Restate the entries below verbatim.

§ Supplied data
--

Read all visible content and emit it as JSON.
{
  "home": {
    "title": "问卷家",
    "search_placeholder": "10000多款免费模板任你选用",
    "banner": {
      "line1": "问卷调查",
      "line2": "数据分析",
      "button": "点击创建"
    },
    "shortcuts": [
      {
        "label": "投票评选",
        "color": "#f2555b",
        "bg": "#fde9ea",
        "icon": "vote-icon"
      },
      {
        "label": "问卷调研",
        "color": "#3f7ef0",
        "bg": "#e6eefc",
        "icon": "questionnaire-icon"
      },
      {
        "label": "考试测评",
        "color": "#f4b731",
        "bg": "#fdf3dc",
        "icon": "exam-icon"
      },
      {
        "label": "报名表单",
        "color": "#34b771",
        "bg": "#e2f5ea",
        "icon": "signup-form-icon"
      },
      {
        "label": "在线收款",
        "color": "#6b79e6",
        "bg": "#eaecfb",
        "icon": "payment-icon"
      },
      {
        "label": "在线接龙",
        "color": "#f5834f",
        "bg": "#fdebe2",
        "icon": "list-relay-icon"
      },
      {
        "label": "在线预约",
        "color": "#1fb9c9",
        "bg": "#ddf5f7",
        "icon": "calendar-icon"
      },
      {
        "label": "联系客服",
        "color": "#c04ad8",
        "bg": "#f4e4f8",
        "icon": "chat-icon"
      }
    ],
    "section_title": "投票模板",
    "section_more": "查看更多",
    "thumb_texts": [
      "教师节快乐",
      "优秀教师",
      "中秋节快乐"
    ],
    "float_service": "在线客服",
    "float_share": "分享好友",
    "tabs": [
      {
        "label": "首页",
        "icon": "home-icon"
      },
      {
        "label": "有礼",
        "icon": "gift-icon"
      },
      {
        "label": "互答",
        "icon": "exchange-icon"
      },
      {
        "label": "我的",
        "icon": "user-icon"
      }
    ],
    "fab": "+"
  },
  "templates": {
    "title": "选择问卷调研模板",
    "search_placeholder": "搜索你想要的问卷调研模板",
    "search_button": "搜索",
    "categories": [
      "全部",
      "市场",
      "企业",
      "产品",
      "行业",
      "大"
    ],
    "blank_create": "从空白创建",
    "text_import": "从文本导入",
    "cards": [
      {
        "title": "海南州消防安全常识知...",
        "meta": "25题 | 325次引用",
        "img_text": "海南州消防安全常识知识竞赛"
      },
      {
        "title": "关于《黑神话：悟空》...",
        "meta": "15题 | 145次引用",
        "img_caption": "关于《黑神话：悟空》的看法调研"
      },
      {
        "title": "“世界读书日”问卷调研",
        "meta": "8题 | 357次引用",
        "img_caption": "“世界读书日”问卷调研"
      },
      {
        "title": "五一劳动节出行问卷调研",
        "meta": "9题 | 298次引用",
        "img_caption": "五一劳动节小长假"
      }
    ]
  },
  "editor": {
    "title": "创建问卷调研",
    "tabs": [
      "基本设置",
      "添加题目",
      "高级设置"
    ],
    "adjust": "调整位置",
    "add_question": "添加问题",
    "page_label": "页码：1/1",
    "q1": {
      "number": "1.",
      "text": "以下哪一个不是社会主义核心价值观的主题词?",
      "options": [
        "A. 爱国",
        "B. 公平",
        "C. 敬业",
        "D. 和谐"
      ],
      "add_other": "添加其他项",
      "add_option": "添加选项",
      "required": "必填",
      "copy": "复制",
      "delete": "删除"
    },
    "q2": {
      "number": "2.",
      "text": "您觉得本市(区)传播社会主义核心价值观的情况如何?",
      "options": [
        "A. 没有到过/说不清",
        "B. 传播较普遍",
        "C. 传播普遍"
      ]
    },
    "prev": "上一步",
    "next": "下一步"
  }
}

--

§ Response
Read all visible content and emit it as JSON.
{
  "home": {
    "title": "问卷家",
    "search_placeholder": "10000多款免费模板任你选用",
    "banner": {
      "line1": "问卷调查",
      "line2": "数据分析",
      "button": "点击创建"
    },
    "shortcuts": [
      {
        "label": "投票评选",
        "color": "#f2555b",
        "bg": "#fde9ea",
        "icon": "vote-icon"
      },
      {
        "label": "问卷调研",
        "color": "#3f7ef0",
        "bg": "#e6eefc",
        "icon": "questionnaire-icon"
      },
      {
        "label": "考试测评",
        "color": "#f4b731",
        "bg": "#fdf3dc",
        "icon": "exam-icon"
      },
      {
        "label": "报名表单",
        "color": "#34b771",
        "bg": "#e2f5ea",
        "icon": "signup-form-icon"
      },
      {
        "label": "在线收款",
        "color": "#6b79e6",
        "bg": "#eaecfb",
        "icon": "payment-icon"
      },
      {
        "label": "在线接龙",
        "color": "#f5834f",
        "bg": "#fdebe2",
        "icon": "list-relay-icon"
      },
      {
        "label": "在线预约",
        "color": "#1fb9c9",
        "bg": "#ddf5f7",
        "icon": "calendar-icon"
      },
      {
        "label": "联系客服",
        "color": "#c04ad8",
        "bg": "#f4e4f8",
        "icon": "chat-icon"
      }
    ],
    "section_title": "投票模板",
    "section_more": "查看更多",
    "thumb_texts": [
      "教师节快乐",
      "优秀教师",
      "中秋节快乐"
    ],
    "float_service": "在线客服",
    "float_share": "分享好友",
    "tabs": [
      {
        "label": "首页",
        "icon": "home-icon"
      },
      {
        "label": "有礼",
        "icon": "gift-icon"
      },
      {
        "label": "互答",
        "icon": "exchange-icon"
      },
      {
        "label": "我的",
        "icon": "user-icon"
      }
    ],
    "fab": "+"
  },
  "templates": {
    "title": "选择问卷调研模板",
    "search_placeholder": "搜索你想要的问卷调研模板",
    "search_button": "搜索",
    "categories": [
      "全部",
      "市场",
      "企业",
      "产品",
      "行业",
      "大"
    ],
    "blank_create": "从空白创建",
    "text_import": "从文本导入",
    "cards": [
      {
        "title": "海南州消防安全常识知...",
        "meta": "25题 | 325次引用",
        "img_text": "海南州消防安全常识知识竞赛"
      },
      {
        "title": "关于《黑神话：悟空》...",
        "meta": "15题 | 145次引用",
        "img_caption": "关于《黑神话：悟空》的看法调研"
      },
      {
        "title": "“世界读书日”问卷调研",
        "meta": "8题 | 357次引用",
        "img_caption": "“世界读书日”问卷调研"
      },
      {
        "title": "五一劳动节出行问卷调研",
        "meta": "9题 | 298次引用",
        "img_caption": "五一劳动节小长假"
      }
    ]
  },
  "editor": {
    "title": "创建问卷调研",
    "tabs": [
      "基本设置",
      "添加题目",
      "高级设置"
    ],
    "adjust": "调整位置",
    "add_question": "添加问题",
    "page_label": "页码：1/1",
    "q1": {
      "number": "1.",
      "text": "以下哪一个不是社会主义核心价值观的主题词?",
      "options": [
        "A. 爱国",
        "B. 公平",
        "C. 敬业",
        "D. 和谐"
      ],
      "add_other": "添加其他项",
      "add_option": "添加选项",
      "required": "必填",
      "copy": "复制",
      "delete": "删除"
    },
    "q2": {
      "number": "2.",
      "text": "您觉得本市(区)传播社会主义核心价值观的情况如何?",
      "options": [
        "A. 没有到过/说不清",
        "B. 传播较普遍",
        "C. 传播普遍"
      ]
    },
    "prev": "上一步",
    "next": "下一步"
  }
}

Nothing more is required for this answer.